## Start
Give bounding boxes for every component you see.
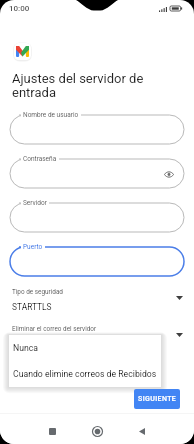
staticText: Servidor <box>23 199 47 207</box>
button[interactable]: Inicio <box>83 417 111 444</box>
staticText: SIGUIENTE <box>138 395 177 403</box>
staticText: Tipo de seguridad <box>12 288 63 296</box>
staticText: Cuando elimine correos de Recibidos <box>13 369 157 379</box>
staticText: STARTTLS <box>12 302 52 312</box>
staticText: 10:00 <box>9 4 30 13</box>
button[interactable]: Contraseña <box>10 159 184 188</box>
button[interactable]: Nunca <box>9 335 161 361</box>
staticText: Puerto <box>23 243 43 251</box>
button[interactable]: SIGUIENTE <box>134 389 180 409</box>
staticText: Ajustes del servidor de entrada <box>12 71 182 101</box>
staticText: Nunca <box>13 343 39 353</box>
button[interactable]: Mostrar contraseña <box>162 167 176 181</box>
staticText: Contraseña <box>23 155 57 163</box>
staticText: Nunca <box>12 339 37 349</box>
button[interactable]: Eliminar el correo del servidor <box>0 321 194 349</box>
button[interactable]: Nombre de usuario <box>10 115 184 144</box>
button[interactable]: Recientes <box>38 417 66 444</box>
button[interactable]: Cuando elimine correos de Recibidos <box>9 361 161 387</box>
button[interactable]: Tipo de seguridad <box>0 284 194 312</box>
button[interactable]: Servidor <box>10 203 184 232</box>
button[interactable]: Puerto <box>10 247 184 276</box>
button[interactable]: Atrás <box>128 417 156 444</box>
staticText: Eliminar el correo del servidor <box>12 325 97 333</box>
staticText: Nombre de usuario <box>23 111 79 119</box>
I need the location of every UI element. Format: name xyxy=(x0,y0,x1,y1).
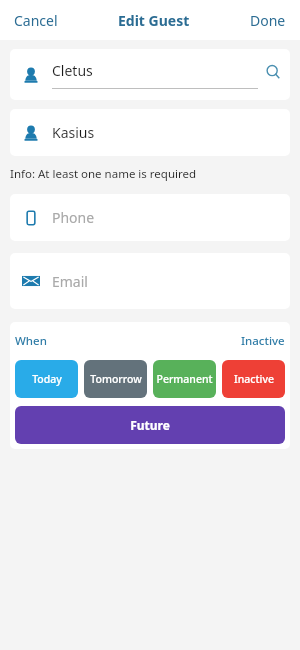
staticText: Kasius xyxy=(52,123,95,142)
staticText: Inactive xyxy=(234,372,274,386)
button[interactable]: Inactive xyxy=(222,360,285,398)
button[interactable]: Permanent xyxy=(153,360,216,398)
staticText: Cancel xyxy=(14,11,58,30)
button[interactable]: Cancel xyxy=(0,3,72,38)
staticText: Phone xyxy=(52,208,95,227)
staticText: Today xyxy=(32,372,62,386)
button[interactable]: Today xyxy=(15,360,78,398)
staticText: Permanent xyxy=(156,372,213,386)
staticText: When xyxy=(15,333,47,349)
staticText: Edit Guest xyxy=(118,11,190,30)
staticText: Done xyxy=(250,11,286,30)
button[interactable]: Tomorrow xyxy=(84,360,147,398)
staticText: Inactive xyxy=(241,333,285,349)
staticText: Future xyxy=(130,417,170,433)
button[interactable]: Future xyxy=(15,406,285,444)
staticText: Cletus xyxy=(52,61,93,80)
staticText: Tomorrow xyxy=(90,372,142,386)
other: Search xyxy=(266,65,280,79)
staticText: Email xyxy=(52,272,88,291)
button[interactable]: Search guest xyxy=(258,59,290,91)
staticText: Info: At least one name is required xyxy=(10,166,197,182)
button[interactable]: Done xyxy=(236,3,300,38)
## End
## Start
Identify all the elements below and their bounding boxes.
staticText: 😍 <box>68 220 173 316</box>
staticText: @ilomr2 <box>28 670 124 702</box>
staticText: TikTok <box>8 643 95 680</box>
## End
▶ _PROBLEM TO SOLVE_
Copy the lines of the entries from the line containing "I need the location" through the line containing "button[interactable]: Done xyxy=(236,3,300,38)", both included, without changing them. Omit the picture from your copy.

▶ _RESPONSE TO THIS TASK_
I need the location of every UI element. Format: name xyxy=(x0,y0,x1,y1).
staticText: Kasius xyxy=(52,123,95,142)
staticText: Inactive xyxy=(234,372,274,386)
button[interactable]: Inactive xyxy=(222,360,285,398)
button[interactable]: Permanent xyxy=(153,360,216,398)
staticText: Cancel xyxy=(14,11,58,30)
button[interactable]: Cancel xyxy=(0,3,72,38)
staticText: Phone xyxy=(52,208,95,227)
staticText: Today xyxy=(32,372,62,386)
button[interactable]: Today xyxy=(15,360,78,398)
staticText: Permanent xyxy=(156,372,213,386)
staticText: When xyxy=(15,333,47,349)
staticText: Edit Guest xyxy=(118,11,190,30)
staticText: Done xyxy=(250,11,286,30)
button[interactable]: Tomorrow xyxy=(84,360,147,398)
staticText: Inactive xyxy=(241,333,285,349)
staticText: Future xyxy=(130,417,170,433)
button[interactable]: Future xyxy=(15,406,285,444)
staticText: Cletus xyxy=(52,61,93,80)
staticText: Tomorrow xyxy=(90,372,142,386)
other: Search xyxy=(266,65,280,79)
staticText: Email xyxy=(52,272,88,291)
button[interactable]: Search guest xyxy=(258,59,290,91)
staticText: Info: At least one name is required xyxy=(10,166,197,182)
button[interactable]: Done xyxy=(236,3,300,38)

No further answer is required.